◆ **Prompt**
What is the number of lines in these entries that include "screenshot"? Write that number and no other text.

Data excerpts
-=-=-

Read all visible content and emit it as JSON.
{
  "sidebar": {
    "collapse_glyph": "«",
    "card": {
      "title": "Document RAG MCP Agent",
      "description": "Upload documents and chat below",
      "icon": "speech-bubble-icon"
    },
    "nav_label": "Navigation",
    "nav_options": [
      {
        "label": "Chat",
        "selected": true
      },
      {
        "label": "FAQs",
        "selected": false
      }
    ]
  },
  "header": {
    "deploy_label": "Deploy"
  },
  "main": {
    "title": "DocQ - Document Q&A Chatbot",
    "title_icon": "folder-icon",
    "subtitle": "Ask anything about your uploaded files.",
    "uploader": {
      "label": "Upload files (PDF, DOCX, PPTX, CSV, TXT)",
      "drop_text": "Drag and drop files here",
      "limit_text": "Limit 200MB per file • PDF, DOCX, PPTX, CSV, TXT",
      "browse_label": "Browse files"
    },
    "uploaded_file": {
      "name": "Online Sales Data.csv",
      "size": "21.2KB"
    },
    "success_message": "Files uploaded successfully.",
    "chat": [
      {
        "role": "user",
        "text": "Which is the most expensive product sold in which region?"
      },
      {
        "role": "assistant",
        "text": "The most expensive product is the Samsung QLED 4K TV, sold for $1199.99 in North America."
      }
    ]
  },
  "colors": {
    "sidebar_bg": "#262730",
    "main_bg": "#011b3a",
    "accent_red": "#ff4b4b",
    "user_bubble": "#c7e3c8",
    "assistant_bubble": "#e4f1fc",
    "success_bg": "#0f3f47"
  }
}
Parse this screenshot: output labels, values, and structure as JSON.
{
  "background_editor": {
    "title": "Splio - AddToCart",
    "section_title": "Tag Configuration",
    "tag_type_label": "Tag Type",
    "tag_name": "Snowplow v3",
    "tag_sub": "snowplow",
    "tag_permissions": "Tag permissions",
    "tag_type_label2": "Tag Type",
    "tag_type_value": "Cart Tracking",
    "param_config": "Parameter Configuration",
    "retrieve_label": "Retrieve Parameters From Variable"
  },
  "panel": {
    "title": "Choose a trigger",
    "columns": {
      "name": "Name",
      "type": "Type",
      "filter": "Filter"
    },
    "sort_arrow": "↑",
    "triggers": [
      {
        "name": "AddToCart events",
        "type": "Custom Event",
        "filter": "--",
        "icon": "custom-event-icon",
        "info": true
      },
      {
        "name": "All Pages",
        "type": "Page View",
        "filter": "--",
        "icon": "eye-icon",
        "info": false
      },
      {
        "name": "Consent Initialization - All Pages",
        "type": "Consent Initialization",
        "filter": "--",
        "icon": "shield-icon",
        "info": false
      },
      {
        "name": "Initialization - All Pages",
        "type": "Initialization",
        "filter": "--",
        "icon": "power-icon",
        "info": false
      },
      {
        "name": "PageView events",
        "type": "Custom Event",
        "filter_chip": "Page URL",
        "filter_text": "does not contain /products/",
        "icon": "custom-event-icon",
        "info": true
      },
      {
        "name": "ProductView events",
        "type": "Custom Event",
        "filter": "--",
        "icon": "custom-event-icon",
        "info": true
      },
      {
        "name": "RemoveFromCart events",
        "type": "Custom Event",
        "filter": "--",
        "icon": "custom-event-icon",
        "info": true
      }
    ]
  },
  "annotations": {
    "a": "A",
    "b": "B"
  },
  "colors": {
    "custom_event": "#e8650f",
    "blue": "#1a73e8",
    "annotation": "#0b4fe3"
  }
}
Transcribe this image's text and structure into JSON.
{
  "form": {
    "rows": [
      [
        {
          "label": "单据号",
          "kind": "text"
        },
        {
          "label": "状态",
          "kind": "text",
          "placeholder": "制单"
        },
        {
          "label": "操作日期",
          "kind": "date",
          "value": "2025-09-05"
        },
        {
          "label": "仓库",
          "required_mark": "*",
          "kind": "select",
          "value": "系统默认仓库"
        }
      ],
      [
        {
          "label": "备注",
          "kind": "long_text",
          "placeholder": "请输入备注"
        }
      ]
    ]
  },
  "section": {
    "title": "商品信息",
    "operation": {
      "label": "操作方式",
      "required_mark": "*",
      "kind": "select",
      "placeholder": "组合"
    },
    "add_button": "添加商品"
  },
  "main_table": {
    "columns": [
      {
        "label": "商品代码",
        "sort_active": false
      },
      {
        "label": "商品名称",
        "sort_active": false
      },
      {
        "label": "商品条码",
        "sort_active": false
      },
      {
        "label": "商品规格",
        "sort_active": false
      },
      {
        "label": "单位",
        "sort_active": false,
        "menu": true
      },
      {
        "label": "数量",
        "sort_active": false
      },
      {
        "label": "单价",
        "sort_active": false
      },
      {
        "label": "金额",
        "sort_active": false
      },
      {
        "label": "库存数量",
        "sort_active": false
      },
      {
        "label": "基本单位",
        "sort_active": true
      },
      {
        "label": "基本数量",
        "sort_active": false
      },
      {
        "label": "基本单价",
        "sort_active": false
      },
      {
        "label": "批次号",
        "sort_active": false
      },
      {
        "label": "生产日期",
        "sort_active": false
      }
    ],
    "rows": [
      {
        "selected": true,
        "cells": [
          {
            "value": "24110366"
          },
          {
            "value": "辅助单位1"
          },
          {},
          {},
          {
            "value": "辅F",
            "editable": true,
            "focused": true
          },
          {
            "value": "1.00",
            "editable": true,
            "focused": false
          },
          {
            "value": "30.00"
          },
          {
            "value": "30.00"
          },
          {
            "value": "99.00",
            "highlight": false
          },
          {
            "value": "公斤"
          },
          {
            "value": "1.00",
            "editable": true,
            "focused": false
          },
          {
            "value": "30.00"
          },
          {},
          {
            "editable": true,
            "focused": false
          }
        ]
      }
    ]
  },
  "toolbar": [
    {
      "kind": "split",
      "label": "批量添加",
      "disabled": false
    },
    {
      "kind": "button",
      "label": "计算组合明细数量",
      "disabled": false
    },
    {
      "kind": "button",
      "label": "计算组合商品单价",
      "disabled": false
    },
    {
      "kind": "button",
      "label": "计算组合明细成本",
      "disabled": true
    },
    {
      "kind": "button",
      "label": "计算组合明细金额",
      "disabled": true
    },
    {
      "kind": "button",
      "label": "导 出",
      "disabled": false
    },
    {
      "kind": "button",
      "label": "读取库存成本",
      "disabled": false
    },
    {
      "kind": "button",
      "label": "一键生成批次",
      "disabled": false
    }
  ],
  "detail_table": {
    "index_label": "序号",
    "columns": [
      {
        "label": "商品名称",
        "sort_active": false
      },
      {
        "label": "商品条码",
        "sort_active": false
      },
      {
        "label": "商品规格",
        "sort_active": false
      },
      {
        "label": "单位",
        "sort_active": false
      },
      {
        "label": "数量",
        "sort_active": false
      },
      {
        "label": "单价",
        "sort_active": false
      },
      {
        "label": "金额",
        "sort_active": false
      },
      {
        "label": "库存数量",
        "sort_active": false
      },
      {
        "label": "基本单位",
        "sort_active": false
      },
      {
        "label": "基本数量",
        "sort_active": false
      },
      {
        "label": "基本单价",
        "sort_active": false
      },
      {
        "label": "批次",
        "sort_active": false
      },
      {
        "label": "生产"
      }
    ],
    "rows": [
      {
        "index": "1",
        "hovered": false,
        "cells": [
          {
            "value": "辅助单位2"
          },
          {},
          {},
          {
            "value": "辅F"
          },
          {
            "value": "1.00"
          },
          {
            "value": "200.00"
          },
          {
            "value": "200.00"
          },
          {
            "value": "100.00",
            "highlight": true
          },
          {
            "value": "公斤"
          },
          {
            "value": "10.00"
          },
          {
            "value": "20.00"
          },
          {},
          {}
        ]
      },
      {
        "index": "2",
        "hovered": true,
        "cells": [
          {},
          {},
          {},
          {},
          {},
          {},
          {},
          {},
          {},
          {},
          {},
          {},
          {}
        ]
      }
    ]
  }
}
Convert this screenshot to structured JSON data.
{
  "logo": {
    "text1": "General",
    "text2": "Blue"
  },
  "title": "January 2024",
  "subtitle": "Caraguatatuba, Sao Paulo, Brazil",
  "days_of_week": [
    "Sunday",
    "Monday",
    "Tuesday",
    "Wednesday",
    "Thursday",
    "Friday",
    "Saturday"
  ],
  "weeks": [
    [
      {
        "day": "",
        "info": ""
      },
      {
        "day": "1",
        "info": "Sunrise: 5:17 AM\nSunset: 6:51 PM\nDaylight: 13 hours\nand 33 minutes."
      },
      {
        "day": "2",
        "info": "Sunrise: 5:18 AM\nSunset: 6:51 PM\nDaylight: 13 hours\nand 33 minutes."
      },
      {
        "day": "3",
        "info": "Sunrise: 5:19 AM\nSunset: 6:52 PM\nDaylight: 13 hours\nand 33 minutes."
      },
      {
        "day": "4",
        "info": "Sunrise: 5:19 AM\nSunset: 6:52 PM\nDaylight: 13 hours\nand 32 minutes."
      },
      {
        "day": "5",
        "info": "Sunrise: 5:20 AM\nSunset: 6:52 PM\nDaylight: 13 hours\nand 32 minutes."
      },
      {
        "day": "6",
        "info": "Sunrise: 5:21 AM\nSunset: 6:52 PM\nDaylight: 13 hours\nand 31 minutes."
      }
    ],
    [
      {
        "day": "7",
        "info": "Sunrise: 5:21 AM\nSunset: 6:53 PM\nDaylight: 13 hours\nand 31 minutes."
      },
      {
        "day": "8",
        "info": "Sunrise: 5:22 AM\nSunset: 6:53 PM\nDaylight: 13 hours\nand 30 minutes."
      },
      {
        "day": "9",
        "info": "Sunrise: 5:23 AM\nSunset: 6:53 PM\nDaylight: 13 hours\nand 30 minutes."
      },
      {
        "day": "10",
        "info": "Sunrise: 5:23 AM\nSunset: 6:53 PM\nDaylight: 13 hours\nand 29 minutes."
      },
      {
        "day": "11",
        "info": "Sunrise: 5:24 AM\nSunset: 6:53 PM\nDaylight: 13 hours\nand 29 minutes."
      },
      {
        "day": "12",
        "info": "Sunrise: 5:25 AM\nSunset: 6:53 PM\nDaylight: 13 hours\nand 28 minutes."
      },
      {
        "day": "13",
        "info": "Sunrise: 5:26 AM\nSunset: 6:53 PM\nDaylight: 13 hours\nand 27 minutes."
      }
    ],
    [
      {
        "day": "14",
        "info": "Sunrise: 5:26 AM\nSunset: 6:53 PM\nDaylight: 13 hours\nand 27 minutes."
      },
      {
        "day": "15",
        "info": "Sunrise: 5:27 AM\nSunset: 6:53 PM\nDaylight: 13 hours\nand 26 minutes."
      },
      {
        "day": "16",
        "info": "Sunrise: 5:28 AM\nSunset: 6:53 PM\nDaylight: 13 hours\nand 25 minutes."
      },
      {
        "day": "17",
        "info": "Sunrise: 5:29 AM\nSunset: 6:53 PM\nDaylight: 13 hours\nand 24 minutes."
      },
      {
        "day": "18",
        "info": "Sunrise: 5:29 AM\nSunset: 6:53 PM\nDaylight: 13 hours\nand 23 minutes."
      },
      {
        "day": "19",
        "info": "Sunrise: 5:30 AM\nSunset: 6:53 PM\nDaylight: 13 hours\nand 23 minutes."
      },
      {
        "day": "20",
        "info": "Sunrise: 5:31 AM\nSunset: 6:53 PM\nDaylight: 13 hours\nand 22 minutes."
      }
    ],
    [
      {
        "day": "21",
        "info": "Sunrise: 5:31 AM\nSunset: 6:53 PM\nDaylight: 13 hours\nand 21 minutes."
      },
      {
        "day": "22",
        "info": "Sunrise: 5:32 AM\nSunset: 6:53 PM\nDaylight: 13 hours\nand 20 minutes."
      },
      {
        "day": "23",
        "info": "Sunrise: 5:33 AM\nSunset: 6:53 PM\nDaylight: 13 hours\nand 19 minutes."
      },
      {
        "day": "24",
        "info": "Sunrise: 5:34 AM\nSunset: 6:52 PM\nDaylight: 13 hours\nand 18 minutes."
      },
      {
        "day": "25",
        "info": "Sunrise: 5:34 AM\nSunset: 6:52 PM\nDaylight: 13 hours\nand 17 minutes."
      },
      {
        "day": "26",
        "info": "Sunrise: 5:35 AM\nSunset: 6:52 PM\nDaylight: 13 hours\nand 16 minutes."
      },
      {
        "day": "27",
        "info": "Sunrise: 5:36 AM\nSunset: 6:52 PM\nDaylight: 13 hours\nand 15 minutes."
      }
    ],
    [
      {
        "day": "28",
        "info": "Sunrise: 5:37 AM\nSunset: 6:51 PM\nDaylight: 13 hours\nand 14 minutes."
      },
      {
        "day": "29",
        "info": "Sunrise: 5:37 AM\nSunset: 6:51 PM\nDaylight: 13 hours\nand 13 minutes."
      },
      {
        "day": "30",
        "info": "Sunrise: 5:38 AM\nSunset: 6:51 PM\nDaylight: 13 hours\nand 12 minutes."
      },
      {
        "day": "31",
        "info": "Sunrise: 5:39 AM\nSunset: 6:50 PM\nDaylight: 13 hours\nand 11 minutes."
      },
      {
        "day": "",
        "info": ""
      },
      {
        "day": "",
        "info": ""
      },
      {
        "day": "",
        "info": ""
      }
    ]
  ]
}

-=-=-

◆ **Result of the task**
2